■ What is asked ■
Restate the records below word for word, and omit the images they hold.

# # # # #

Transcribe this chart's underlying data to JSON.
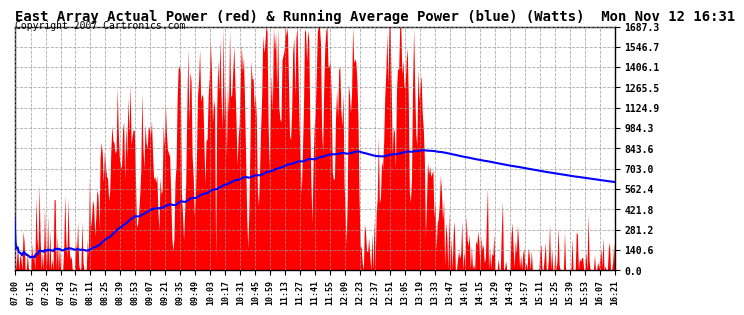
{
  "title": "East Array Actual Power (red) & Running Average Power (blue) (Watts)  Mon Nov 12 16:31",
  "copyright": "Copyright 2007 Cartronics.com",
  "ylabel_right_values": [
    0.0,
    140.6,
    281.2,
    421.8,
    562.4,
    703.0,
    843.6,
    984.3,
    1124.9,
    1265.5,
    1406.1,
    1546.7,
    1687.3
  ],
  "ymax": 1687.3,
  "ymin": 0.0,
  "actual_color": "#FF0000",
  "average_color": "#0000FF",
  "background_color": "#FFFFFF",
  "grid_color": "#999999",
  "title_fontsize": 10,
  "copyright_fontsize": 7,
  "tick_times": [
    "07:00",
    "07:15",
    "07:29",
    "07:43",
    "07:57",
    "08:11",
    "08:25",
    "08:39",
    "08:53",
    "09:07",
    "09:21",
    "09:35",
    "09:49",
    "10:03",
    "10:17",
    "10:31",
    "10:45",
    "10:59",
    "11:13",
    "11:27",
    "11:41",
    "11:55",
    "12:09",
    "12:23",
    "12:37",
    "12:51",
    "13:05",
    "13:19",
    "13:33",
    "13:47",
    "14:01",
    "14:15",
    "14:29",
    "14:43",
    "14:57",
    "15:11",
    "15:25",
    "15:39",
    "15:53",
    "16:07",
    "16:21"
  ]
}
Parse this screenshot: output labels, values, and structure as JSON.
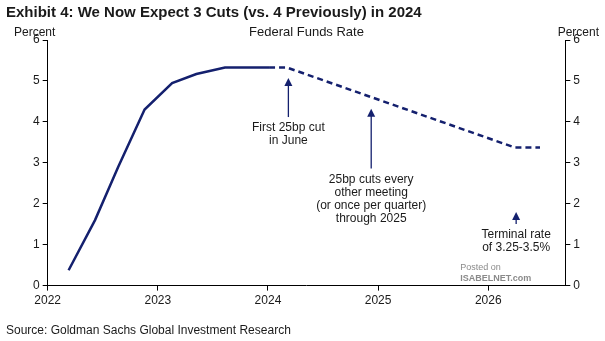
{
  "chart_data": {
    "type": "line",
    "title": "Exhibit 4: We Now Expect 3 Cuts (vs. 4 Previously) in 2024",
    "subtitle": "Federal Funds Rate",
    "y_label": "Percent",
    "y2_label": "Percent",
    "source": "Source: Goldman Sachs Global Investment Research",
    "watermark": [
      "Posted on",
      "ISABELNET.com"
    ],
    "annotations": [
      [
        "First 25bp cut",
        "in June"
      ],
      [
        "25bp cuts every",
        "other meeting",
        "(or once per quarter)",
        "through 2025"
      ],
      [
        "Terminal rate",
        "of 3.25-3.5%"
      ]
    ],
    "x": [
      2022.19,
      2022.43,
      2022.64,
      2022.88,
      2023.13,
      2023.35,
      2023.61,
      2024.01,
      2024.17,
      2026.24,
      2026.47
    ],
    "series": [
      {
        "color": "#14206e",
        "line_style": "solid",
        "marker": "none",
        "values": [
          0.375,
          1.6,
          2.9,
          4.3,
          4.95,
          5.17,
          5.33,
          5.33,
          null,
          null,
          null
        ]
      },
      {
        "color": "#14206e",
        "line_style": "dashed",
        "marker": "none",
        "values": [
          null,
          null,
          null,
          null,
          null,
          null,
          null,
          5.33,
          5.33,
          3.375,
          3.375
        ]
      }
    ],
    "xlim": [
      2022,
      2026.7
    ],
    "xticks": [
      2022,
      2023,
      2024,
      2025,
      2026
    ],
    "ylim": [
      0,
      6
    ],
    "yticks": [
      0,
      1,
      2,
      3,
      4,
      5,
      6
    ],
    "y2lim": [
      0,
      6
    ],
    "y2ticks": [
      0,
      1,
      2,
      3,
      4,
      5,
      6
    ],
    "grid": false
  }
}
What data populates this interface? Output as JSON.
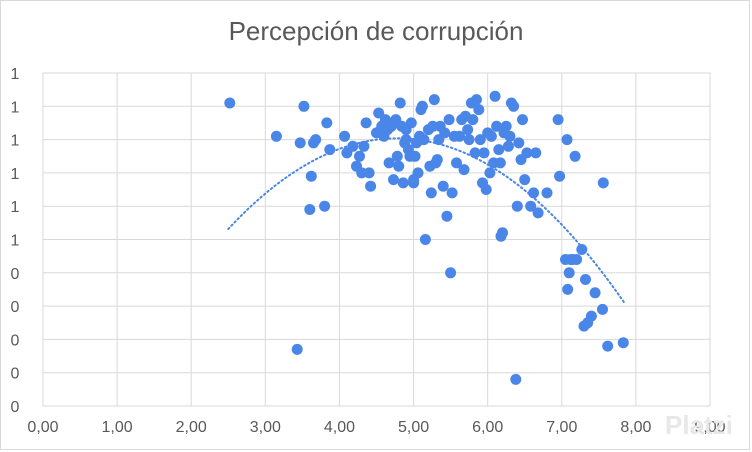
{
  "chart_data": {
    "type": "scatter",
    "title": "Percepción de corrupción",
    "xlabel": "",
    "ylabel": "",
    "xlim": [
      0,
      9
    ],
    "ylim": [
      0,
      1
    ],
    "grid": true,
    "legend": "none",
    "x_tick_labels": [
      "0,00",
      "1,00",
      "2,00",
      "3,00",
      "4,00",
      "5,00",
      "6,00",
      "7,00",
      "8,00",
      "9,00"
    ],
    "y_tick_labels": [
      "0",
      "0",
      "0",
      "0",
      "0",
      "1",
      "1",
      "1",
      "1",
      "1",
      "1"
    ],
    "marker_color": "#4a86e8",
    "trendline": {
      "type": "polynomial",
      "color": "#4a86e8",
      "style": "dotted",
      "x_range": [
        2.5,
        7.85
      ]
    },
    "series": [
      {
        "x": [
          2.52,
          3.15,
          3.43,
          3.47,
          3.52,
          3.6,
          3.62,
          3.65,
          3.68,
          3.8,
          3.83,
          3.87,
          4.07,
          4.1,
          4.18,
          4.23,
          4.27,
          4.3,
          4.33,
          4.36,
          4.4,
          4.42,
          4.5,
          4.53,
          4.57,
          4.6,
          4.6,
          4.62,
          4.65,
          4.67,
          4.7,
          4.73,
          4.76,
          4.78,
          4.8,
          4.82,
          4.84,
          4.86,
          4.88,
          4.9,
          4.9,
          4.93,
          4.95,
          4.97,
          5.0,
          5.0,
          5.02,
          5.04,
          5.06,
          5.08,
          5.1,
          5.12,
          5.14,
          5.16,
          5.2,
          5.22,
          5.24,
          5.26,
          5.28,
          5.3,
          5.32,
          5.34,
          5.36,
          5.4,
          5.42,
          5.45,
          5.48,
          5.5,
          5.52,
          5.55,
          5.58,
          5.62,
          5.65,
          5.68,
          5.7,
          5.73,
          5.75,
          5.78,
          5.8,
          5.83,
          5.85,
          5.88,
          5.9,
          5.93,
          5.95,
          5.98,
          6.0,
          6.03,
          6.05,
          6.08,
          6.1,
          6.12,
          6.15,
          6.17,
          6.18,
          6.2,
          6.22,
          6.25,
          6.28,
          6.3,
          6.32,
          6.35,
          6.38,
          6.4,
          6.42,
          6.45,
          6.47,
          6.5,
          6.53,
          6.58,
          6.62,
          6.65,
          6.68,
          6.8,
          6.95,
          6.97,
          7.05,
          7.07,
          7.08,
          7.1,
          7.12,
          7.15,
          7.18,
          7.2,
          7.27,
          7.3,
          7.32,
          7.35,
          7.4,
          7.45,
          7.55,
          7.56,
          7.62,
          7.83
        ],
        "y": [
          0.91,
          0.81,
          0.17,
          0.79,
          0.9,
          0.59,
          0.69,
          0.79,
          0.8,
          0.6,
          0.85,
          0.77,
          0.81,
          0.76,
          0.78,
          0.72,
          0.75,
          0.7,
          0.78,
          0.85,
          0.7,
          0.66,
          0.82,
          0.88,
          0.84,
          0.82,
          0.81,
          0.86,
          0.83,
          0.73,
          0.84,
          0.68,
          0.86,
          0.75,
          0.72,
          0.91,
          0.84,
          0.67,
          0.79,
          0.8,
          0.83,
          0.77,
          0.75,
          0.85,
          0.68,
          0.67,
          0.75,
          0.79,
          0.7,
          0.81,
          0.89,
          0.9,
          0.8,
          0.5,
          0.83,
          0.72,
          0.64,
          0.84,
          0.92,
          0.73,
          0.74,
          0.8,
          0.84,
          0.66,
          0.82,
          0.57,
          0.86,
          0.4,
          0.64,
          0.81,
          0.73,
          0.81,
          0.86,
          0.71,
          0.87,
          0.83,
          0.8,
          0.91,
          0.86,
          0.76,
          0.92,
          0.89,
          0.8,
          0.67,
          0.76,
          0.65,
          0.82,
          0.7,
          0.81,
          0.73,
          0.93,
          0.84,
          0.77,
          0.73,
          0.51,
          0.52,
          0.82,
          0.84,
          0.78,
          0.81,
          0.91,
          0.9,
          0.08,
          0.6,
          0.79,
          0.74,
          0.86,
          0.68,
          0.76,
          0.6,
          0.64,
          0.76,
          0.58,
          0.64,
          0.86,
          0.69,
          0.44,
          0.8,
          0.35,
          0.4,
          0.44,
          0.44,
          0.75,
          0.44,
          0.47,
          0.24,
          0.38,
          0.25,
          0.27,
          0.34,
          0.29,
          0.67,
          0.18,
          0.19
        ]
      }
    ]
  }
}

# # # # #

■ Result for this exercise ■
Transcribe this chart's underlying data to JSON.
{
  "title": "East Array Actual Power (red) & Running Average Power (blue) (Watts)  Mon Nov 12 16:31",
  "copyright": "Copyright 2007 Cartronics.com",
  "ylabel_right_values": [
    0.0,
    140.6,
    281.2,
    421.8,
    562.4,
    703.0,
    843.6,
    984.3,
    1124.9,
    1265.5,
    1406.1,
    1546.7,
    1687.3
  ],
  "ymax": 1687.3,
  "ymin": 0.0,
  "actual_color": "#FF0000",
  "average_color": "#0000FF",
  "background_color": "#FFFFFF",
  "grid_color": "#999999",
  "title_fontsize": 10,
  "copyright_fontsize": 7,
  "tick_times": [
    "07:00",
    "07:15",
    "07:29",
    "07:43",
    "07:57",
    "08:11",
    "08:25",
    "08:39",
    "08:53",
    "09:07",
    "09:21",
    "09:35",
    "09:49",
    "10:03",
    "10:17",
    "10:31",
    "10:45",
    "10:59",
    "11:13",
    "11:27",
    "11:41",
    "11:55",
    "12:09",
    "12:23",
    "12:37",
    "12:51",
    "13:05",
    "13:19",
    "13:33",
    "13:47",
    "14:01",
    "14:15",
    "14:29",
    "14:43",
    "14:57",
    "15:11",
    "15:25",
    "15:39",
    "15:53",
    "16:07",
    "16:21"
  ]
}
Parse this screenshot: output labels, values, and structure as JSON.
{
  "chart_data": {
    "type": "line",
    "title": "Exhibit 4: We Now Expect 3 Cuts (vs. 4 Previously) in 2024",
    "subtitle": "Federal Funds Rate",
    "y_label": "Percent",
    "y2_label": "Percent",
    "source": "Source: Goldman Sachs Global Investment Research",
    "watermark": [
      "Posted on",
      "ISABELNET.com"
    ],
    "annotations": [
      [
        "First 25bp cut",
        "in June"
      ],
      [
        "25bp cuts every",
        "other meeting",
        "(or once per quarter)",
        "through 2025"
      ],
      [
        "Terminal rate",
        "of 3.25-3.5%"
      ]
    ],
    "x": [
      2022.19,
      2022.43,
      2022.64,
      2022.88,
      2023.13,
      2023.35,
      2023.61,
      2024.01,
      2024.17,
      2026.24,
      2026.47
    ],
    "series": [
      {
        "color": "#14206e",
        "line_style": "solid",
        "marker": "none",
        "values": [
          0.375,
          1.6,
          2.9,
          4.3,
          4.95,
          5.17,
          5.33,
          5.33,
          null,
          null,
          null
        ]
      },
      {
        "color": "#14206e",
        "line_style": "dashed",
        "marker": "none",
        "values": [
          null,
          null,
          null,
          null,
          null,
          null,
          null,
          5.33,
          5.33,
          3.375,
          3.375
        ]
      }
    ],
    "xlim": [
      2022,
      2026.7
    ],
    "xticks": [
      2022,
      2023,
      2024,
      2025,
      2026
    ],
    "ylim": [
      0,
      6
    ],
    "yticks": [
      0,
      1,
      2,
      3,
      4,
      5,
      6
    ],
    "y2lim": [
      0,
      6
    ],
    "y2ticks": [
      0,
      1,
      2,
      3,
      4,
      5,
      6
    ],
    "grid": false
  }
}
What data populates this interface? Output as JSON.
{
  "chart_data": {
    "type": "scatter",
    "title": "Percepción de corrupción",
    "xlabel": "",
    "ylabel": "",
    "xlim": [
      0,
      9
    ],
    "ylim": [
      0,
      1
    ],
    "grid": true,
    "legend": "none",
    "x_tick_labels": [
      "0,00",
      "1,00",
      "2,00",
      "3,00",
      "4,00",
      "5,00",
      "6,00",
      "7,00",
      "8,00",
      "9,00"
    ],
    "y_tick_labels": [
      "0",
      "0",
      "0",
      "0",
      "0",
      "1",
      "1",
      "1",
      "1",
      "1",
      "1"
    ],
    "marker_color": "#4a86e8",
    "trendline": {
      "type": "polynomial",
      "color": "#4a86e8",
      "style": "dotted",
      "x_range": [
        2.5,
        7.85
      ]
    },
    "series": [
      {
        "x": [
          2.52,
          3.15,
          3.43,
          3.47,
          3.52,
          3.6,
          3.62,
          3.65,
          3.68,
          3.8,
          3.83,
          3.87,
          4.07,
          4.1,
          4.18,
          4.23,
          4.27,
          4.3,
          4.33,
          4.36,
          4.4,
          4.42,
          4.5,
          4.53,
          4.57,
          4.6,
          4.6,
          4.62,
          4.65,
          4.67,
          4.7,
          4.73,
          4.76,
          4.78,
          4.8,
          4.82,
          4.84,
          4.86,
          4.88,
          4.9,
          4.9,
          4.93,
          4.95,
          4.97,
          5.0,
          5.0,
          5.02,
          5.04,
          5.06,
          5.08,
          5.1,
          5.12,
          5.14,
          5.16,
          5.2,
          5.22,
          5.24,
          5.26,
          5.28,
          5.3,
          5.32,
          5.34,
          5.36,
          5.4,
          5.42,
          5.45,
          5.48,
          5.5,
          5.52,
          5.55,
          5.58,
          5.62,
          5.65,
          5.68,
          5.7,
          5.73,
          5.75,
          5.78,
          5.8,
          5.83,
          5.85,
          5.88,
          5.9,
          5.93,
          5.95,
          5.98,
          6.0,
          6.03,
          6.05,
          6.08,
          6.1,
          6.12,
          6.15,
          6.17,
          6.18,
          6.2,
          6.22,
          6.25,
          6.28,
          6.3,
          6.32,
          6.35,
          6.38,
          6.4,
          6.42,
          6.45,
          6.47,
          6.5,
          6.53,
          6.58,
          6.62,
          6.65,
          6.68,
          6.8,
          6.95,
          6.97,
          7.05,
          7.07,
          7.08,
          7.1,
          7.12,
          7.15,
          7.18,
          7.2,
          7.27,
          7.3,
          7.32,
          7.35,
          7.4,
          7.45,
          7.55,
          7.56,
          7.62,
          7.83
        ],
        "y": [
          0.91,
          0.81,
          0.17,
          0.79,
          0.9,
          0.59,
          0.69,
          0.79,
          0.8,
          0.6,
          0.85,
          0.77,
          0.81,
          0.76,
          0.78,
          0.72,
          0.75,
          0.7,
          0.78,
          0.85,
          0.7,
          0.66,
          0.82,
          0.88,
          0.84,
          0.82,
          0.81,
          0.86,
          0.83,
          0.73,
          0.84,
          0.68,
          0.86,
          0.75,
          0.72,
          0.91,
          0.84,
          0.67,
          0.79,
          0.8,
          0.83,
          0.77,
          0.75,
          0.85,
          0.68,
          0.67,
          0.75,
          0.79,
          0.7,
          0.81,
          0.89,
          0.9,
          0.8,
          0.5,
          0.83,
          0.72,
          0.64,
          0.84,
          0.92,
          0.73,
          0.74,
          0.8,
          0.84,
          0.66,
          0.82,
          0.57,
          0.86,
          0.4,
          0.64,
          0.81,
          0.73,
          0.81,
          0.86,
          0.71,
          0.87,
          0.83,
          0.8,
          0.91,
          0.86,
          0.76,
          0.92,
          0.89,
          0.8,
          0.67,
          0.76,
          0.65,
          0.82,
          0.7,
          0.81,
          0.73,
          0.93,
          0.84,
          0.77,
          0.73,
          0.51,
          0.52,
          0.82,
          0.84,
          0.78,
          0.81,
          0.91,
          0.9,
          0.08,
          0.6,
          0.79,
          0.74,
          0.86,
          0.68,
          0.76,
          0.6,
          0.64,
          0.76,
          0.58,
          0.64,
          0.86,
          0.69,
          0.44,
          0.8,
          0.35,
          0.4,
          0.44,
          0.44,
          0.75,
          0.44,
          0.47,
          0.24,
          0.38,
          0.25,
          0.27,
          0.34,
          0.29,
          0.67,
          0.18,
          0.19
        ]
      }
    ]
  }
}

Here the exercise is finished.